WHAT YOU WILL DO
Every line from the line containing "Extract the chart's" through the final line of the data is to be printed exactly; no other line is to appear.

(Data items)
......

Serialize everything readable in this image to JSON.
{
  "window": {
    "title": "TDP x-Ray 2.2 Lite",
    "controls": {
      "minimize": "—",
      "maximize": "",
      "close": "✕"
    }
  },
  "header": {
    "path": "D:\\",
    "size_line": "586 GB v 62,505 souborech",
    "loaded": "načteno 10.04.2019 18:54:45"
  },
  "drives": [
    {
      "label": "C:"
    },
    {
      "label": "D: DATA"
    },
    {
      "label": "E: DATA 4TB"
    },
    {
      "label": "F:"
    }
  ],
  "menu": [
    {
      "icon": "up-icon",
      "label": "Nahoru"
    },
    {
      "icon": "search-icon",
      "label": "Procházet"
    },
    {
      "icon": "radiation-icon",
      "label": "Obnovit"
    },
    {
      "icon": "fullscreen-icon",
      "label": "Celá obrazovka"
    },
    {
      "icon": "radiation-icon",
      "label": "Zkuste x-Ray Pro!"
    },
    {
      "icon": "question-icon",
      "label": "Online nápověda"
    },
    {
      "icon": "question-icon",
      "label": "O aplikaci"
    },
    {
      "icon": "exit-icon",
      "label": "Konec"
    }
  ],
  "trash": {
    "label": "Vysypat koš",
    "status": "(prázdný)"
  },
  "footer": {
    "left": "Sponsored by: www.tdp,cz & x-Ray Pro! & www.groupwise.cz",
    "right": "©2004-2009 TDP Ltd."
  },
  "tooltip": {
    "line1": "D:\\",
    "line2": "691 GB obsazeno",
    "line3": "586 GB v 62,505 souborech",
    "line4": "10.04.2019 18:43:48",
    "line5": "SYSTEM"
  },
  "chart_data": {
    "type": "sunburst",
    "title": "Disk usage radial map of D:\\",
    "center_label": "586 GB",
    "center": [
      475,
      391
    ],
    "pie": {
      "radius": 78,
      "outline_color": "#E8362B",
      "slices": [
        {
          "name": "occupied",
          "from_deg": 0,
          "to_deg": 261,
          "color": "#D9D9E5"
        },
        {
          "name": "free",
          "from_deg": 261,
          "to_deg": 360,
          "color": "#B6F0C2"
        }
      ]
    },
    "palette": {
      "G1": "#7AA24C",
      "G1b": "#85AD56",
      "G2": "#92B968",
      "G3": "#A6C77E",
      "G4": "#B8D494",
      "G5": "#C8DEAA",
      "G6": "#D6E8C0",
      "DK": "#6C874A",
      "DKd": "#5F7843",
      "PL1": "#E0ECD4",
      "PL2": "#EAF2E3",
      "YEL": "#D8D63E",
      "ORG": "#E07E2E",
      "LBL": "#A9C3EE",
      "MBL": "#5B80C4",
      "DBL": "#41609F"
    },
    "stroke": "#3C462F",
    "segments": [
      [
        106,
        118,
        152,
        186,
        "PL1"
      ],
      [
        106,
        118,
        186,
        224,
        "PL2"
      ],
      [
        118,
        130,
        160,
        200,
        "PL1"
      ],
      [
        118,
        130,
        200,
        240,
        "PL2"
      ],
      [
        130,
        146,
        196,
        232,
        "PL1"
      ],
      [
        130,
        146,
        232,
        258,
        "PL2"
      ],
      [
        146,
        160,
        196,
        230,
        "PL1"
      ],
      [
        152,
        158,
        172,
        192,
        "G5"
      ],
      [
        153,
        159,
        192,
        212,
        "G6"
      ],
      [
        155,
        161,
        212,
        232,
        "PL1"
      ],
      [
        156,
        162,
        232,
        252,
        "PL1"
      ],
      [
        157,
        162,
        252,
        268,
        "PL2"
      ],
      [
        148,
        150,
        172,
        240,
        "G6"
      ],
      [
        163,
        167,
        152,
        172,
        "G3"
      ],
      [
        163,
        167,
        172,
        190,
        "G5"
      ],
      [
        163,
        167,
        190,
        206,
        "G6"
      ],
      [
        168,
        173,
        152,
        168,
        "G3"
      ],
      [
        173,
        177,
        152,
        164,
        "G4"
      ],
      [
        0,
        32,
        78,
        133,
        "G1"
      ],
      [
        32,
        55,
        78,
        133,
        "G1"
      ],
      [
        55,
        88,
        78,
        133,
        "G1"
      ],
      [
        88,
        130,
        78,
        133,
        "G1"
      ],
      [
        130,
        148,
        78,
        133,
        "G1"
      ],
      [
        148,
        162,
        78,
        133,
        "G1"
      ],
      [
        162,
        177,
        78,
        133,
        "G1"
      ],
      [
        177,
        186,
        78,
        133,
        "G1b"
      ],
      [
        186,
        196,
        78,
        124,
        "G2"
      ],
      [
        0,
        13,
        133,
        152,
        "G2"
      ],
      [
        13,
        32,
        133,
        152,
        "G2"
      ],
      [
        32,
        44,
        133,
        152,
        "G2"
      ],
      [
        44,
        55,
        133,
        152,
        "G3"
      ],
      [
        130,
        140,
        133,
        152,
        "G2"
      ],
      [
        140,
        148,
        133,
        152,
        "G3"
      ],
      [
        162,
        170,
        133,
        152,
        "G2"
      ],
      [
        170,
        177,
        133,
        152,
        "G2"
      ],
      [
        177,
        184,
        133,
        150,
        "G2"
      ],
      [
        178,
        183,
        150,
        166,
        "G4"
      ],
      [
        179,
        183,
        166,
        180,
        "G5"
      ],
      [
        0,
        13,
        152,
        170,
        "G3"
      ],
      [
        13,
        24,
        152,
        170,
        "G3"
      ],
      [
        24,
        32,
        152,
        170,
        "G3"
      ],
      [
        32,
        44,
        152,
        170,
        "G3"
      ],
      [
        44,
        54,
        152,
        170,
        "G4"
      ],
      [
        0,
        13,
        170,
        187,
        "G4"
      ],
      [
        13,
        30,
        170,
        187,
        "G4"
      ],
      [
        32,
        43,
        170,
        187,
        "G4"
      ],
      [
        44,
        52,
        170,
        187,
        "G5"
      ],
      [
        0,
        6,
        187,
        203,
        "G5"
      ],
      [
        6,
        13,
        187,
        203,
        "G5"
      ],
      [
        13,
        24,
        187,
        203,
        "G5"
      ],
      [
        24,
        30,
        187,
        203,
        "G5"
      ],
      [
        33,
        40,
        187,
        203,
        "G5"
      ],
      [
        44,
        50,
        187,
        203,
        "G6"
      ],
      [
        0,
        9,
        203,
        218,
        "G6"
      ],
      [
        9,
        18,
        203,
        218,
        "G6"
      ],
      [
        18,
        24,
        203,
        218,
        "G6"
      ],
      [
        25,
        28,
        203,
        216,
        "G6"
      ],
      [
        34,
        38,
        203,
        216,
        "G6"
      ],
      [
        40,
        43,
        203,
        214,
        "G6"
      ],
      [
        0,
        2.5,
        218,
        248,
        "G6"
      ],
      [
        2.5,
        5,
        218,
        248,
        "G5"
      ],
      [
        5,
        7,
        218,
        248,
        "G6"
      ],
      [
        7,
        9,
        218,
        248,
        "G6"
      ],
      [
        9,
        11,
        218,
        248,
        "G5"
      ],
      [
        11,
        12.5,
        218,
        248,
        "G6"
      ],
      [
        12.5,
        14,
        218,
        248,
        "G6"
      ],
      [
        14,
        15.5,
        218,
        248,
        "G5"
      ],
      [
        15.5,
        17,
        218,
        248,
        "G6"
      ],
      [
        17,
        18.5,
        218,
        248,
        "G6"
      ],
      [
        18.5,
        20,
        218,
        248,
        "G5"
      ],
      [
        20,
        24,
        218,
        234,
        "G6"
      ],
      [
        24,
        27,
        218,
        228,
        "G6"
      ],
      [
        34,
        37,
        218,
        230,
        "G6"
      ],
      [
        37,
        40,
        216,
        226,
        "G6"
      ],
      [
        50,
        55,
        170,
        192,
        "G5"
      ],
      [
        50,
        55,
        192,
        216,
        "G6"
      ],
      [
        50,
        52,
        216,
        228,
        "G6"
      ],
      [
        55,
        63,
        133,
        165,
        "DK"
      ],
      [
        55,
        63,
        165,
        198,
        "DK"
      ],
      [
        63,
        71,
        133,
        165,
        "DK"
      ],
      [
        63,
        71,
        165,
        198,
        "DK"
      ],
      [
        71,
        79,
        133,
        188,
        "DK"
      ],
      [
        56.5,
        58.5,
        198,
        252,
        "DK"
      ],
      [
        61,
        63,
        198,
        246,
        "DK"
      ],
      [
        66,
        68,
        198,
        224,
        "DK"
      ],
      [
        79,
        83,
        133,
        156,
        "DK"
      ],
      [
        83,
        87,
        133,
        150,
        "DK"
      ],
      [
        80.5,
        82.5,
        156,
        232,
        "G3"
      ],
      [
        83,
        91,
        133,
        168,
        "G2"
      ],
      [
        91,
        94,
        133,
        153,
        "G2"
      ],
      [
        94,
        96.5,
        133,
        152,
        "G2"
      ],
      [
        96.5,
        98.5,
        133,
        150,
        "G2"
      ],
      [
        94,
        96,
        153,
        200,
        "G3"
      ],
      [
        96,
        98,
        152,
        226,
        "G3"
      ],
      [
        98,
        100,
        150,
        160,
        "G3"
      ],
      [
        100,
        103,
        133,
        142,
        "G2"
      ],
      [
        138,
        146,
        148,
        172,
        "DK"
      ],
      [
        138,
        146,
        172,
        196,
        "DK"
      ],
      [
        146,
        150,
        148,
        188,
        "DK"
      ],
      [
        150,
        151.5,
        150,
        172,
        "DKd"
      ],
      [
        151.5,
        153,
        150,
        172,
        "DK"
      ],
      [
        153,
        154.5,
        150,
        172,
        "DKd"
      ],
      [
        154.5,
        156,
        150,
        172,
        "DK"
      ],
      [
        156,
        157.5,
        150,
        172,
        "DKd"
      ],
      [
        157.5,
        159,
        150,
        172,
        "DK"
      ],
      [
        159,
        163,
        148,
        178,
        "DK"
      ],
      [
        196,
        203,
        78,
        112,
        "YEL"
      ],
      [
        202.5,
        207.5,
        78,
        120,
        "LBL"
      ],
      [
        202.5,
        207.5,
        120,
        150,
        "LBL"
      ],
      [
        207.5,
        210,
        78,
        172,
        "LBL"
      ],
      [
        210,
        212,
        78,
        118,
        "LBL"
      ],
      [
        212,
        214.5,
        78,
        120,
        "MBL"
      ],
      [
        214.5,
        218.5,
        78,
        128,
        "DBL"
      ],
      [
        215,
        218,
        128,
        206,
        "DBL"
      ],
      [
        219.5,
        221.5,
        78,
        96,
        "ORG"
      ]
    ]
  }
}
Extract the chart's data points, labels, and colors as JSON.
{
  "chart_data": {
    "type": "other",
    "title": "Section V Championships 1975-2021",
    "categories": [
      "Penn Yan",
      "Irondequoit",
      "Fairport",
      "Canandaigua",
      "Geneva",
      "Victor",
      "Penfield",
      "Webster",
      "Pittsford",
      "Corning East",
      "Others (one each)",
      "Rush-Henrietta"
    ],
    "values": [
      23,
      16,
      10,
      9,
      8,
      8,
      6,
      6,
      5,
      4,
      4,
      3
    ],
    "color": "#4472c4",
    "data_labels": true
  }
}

......

CORRECT RESPONSE
Extract the chart's data points, labels, and colors as JSON.
{
  "chart_data": {
    "type": "other",
    "title": "Section V Championships 1975-2021",
    "categories": [
      "Penn Yan",
      "Irondequoit",
      "Fairport",
      "Canandaigua",
      "Geneva",
      "Victor",
      "Penfield",
      "Webster",
      "Pittsford",
      "Corning East",
      "Others (one each)",
      "Rush-Henrietta"
    ],
    "values": [
      23,
      16,
      10,
      9,
      8,
      8,
      6,
      6,
      5,
      4,
      4,
      3
    ],
    "color": "#4472c4",
    "data_labels": true
  }
}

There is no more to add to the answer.